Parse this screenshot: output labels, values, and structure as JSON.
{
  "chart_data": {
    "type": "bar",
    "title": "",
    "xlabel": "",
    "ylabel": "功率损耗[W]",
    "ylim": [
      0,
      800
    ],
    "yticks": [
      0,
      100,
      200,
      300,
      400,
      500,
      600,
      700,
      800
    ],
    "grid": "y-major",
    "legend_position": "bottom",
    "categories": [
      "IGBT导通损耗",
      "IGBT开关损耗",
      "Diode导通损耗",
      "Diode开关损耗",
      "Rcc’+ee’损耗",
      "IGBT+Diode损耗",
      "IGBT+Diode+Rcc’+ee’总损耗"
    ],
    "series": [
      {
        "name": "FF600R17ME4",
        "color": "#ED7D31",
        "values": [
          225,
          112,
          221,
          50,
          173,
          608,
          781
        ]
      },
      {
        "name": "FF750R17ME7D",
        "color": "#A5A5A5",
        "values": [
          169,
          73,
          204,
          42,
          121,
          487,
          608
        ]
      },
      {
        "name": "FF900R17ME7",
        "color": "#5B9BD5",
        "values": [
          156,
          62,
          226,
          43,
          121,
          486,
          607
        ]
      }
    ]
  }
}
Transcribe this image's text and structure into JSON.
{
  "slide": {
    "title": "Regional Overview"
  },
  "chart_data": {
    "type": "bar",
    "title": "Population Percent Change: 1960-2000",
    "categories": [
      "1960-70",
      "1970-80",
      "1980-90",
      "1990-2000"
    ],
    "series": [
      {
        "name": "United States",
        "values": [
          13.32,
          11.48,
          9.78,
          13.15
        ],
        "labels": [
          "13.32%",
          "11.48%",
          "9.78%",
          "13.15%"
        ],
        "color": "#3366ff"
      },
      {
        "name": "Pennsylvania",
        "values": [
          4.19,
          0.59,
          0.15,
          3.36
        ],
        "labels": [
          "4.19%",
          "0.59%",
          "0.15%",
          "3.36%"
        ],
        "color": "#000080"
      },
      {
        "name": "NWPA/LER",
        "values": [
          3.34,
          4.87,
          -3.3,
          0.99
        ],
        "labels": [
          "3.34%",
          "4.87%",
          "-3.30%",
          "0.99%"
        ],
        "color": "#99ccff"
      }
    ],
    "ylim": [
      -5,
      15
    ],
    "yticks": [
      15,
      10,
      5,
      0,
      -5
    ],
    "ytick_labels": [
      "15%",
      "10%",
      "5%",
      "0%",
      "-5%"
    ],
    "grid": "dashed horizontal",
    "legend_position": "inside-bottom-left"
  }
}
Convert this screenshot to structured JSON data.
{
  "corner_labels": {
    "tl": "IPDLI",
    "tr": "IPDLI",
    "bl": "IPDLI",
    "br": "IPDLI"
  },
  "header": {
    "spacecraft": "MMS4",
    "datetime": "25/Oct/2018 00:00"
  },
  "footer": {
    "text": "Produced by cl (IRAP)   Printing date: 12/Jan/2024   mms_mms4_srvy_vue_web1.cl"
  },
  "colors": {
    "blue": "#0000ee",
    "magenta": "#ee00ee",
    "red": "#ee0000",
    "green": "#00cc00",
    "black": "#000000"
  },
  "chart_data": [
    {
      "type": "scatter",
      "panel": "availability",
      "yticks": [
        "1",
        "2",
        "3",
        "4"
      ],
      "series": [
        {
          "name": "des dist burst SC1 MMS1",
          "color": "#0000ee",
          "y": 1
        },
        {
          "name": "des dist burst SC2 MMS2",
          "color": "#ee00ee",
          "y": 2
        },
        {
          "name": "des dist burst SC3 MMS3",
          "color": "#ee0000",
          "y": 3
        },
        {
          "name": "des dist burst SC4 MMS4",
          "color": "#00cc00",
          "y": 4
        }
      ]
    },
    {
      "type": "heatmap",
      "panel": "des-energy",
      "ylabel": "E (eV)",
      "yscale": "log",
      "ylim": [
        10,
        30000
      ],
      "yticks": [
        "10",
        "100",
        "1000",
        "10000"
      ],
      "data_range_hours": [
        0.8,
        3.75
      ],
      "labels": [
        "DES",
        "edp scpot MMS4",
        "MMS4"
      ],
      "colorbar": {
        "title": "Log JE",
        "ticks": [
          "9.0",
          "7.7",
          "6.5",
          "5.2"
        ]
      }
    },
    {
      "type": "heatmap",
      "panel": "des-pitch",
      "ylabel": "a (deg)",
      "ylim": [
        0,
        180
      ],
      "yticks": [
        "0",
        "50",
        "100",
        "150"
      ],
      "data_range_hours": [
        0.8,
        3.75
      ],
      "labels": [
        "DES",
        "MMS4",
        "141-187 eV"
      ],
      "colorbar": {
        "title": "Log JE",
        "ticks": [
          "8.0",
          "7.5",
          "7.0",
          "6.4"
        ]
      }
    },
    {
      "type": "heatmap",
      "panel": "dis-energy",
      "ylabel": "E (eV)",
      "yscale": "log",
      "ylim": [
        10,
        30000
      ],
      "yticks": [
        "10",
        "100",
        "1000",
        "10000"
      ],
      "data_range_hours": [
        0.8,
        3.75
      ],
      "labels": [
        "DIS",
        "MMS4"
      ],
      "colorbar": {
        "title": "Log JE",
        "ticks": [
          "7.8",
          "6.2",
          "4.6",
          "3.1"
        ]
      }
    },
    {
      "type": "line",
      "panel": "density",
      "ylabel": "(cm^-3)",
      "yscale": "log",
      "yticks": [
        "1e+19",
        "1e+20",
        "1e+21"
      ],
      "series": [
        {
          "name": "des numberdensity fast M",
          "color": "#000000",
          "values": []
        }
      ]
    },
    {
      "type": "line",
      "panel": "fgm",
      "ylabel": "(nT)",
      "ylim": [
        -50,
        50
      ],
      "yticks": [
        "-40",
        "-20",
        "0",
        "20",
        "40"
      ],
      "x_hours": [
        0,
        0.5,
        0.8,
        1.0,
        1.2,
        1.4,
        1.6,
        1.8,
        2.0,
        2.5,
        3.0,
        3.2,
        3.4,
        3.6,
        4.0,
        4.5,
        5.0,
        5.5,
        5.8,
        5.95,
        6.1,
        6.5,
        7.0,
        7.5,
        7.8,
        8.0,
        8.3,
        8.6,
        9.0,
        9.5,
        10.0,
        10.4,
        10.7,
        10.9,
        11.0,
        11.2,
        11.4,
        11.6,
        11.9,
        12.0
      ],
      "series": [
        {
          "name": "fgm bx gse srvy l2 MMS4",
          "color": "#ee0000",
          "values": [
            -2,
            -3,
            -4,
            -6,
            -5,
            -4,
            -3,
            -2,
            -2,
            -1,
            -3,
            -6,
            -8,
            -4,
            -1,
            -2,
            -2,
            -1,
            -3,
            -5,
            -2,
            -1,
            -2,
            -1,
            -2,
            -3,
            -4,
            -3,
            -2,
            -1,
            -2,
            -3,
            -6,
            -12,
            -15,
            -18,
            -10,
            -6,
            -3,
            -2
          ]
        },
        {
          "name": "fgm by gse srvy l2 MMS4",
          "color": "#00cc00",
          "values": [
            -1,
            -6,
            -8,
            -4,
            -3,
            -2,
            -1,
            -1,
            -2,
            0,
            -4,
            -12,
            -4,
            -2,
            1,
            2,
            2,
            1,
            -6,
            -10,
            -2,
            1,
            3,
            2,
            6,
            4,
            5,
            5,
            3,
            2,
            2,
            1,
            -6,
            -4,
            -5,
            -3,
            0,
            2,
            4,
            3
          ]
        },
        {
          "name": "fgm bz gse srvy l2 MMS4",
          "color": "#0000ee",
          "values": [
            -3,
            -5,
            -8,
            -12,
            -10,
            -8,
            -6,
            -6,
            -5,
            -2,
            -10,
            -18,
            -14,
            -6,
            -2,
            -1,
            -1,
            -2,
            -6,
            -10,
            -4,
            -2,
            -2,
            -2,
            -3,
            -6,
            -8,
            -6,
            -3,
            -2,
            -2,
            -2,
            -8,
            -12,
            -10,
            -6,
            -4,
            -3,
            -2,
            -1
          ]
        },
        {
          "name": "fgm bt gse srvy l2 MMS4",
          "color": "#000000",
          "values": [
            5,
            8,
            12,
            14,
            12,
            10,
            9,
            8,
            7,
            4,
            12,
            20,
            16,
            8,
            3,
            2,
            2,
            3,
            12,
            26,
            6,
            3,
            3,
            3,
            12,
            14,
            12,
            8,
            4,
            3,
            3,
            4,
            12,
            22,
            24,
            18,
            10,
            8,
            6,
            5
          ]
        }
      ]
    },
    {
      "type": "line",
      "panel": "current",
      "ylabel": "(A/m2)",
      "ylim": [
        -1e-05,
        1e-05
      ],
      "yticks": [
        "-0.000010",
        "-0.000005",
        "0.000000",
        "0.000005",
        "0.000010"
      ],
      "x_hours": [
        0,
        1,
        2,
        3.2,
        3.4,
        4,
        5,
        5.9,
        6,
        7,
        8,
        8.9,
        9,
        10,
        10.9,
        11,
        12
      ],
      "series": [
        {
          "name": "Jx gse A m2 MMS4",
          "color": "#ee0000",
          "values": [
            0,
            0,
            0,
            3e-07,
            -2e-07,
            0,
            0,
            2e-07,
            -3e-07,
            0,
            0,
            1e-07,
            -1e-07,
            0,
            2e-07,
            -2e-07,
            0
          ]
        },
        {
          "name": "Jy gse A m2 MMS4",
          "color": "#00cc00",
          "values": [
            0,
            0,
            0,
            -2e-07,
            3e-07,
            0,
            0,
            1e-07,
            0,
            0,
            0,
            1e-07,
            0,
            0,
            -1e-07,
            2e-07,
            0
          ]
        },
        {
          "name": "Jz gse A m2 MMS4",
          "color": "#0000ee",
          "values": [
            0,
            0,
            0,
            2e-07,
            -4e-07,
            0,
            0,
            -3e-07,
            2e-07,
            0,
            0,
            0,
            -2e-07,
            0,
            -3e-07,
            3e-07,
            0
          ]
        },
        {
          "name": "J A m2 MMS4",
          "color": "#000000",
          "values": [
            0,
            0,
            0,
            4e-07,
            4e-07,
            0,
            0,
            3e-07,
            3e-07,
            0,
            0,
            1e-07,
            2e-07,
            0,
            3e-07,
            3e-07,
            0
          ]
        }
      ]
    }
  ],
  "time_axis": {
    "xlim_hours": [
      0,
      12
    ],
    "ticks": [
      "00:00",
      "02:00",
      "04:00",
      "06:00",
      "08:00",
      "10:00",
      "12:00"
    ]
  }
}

= = = = =

**Exercise**
Show each line of the listing that holds the string "JSON".

**Answer in full**
Parse this screenshot: output labels, values, and structure as JSON.
Transcribe this image's text and structure into JSON.
Convert this screenshot to structured JSON data.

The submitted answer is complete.